_Collected data entries_
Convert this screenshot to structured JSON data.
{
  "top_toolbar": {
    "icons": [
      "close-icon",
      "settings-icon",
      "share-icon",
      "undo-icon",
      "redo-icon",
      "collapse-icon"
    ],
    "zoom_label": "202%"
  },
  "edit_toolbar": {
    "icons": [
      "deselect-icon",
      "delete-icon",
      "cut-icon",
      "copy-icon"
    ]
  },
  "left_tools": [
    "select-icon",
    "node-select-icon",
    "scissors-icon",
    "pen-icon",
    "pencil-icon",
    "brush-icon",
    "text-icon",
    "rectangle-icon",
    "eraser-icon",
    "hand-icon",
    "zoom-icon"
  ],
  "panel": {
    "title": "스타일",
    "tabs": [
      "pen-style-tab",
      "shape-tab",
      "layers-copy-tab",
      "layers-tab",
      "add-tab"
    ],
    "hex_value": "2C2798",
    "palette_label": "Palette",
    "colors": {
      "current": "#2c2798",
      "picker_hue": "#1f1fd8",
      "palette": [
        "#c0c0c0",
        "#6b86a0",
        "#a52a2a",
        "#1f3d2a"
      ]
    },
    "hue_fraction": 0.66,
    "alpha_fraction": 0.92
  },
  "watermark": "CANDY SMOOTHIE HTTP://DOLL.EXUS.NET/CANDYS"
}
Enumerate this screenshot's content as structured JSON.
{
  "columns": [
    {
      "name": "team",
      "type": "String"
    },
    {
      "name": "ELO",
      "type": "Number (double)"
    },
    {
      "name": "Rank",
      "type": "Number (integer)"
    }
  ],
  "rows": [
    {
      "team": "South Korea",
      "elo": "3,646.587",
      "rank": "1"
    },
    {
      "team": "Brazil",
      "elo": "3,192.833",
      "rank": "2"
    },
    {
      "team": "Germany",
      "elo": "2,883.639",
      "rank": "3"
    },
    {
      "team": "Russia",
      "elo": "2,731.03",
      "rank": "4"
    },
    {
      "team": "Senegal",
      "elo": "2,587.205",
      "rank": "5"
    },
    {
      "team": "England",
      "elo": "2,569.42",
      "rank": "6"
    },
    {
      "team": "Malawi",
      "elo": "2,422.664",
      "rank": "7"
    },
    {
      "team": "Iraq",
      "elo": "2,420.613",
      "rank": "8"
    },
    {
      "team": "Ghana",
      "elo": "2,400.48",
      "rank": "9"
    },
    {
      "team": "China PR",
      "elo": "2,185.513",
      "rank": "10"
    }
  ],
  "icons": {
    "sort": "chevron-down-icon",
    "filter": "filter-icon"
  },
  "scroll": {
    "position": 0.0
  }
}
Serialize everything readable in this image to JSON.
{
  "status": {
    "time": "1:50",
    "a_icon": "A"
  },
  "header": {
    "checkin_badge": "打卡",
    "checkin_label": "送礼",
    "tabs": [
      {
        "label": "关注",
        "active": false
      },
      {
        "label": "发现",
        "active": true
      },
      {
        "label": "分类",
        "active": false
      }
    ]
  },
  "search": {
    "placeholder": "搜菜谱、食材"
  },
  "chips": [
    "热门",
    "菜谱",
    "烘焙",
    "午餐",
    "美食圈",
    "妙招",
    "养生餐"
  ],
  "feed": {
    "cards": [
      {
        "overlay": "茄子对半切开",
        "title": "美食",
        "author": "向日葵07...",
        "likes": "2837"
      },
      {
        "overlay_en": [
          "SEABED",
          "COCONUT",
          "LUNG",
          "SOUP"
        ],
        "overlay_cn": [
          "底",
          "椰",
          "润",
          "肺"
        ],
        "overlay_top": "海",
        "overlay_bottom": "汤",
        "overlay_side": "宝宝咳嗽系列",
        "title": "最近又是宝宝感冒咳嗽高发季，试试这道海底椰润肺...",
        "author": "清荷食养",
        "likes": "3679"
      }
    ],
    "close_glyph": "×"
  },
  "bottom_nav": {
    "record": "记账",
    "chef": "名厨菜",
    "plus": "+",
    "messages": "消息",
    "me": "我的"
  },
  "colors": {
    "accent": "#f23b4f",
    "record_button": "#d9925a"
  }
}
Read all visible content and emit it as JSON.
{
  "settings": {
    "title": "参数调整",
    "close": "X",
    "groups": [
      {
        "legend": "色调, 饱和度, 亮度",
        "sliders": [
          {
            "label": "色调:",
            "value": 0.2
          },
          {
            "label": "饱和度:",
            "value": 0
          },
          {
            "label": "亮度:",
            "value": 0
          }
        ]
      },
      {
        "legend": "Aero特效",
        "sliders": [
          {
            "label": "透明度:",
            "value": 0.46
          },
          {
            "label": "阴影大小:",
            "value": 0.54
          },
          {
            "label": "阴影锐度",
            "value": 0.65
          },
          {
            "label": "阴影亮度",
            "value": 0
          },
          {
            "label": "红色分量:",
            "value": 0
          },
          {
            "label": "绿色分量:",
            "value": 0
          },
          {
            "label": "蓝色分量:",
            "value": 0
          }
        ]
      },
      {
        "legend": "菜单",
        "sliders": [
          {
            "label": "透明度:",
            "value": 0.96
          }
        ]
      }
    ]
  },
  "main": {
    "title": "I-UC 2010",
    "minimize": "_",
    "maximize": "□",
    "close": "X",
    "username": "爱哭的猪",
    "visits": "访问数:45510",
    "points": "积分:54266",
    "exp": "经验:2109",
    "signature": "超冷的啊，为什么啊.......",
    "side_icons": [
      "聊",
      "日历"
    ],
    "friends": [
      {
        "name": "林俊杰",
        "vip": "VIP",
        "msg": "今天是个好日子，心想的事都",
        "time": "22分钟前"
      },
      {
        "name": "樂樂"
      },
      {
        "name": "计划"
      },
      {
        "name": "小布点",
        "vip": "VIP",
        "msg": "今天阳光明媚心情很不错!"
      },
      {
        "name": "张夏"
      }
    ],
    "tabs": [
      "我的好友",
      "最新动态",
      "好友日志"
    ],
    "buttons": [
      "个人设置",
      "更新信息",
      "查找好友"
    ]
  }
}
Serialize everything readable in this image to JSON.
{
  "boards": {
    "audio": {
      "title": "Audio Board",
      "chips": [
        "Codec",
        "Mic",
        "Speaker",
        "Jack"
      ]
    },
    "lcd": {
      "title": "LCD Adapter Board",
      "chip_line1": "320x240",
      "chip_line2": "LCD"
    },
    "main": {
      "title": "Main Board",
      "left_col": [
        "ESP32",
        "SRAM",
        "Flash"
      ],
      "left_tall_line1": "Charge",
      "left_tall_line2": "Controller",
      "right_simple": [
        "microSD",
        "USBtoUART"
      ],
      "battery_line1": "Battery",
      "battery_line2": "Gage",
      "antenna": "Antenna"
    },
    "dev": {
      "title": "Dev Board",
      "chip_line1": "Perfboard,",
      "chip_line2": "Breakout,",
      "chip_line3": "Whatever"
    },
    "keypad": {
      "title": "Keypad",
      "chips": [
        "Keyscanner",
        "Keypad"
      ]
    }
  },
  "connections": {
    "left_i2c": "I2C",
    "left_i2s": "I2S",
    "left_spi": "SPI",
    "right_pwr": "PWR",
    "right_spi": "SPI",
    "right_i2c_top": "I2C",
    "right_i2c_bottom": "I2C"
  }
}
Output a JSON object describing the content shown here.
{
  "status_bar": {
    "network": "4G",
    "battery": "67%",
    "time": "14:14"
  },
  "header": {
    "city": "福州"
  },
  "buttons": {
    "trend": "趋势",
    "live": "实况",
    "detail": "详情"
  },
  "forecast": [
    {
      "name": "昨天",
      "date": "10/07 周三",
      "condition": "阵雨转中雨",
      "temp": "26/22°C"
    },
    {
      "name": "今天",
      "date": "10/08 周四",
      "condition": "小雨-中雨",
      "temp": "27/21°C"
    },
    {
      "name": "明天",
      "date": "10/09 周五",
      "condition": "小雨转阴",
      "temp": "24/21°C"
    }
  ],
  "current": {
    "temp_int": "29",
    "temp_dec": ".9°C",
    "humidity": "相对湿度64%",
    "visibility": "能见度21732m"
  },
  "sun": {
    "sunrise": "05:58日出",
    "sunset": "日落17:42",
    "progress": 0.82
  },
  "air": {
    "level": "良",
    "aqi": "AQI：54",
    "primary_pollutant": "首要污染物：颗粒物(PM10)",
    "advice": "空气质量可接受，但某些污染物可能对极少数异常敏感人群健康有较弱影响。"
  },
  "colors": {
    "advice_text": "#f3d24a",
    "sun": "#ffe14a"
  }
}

_SET PROBLEM_
How many of the lines above hold "screenshot"? Answer with only the number.

_RIGHT ANSWER_
2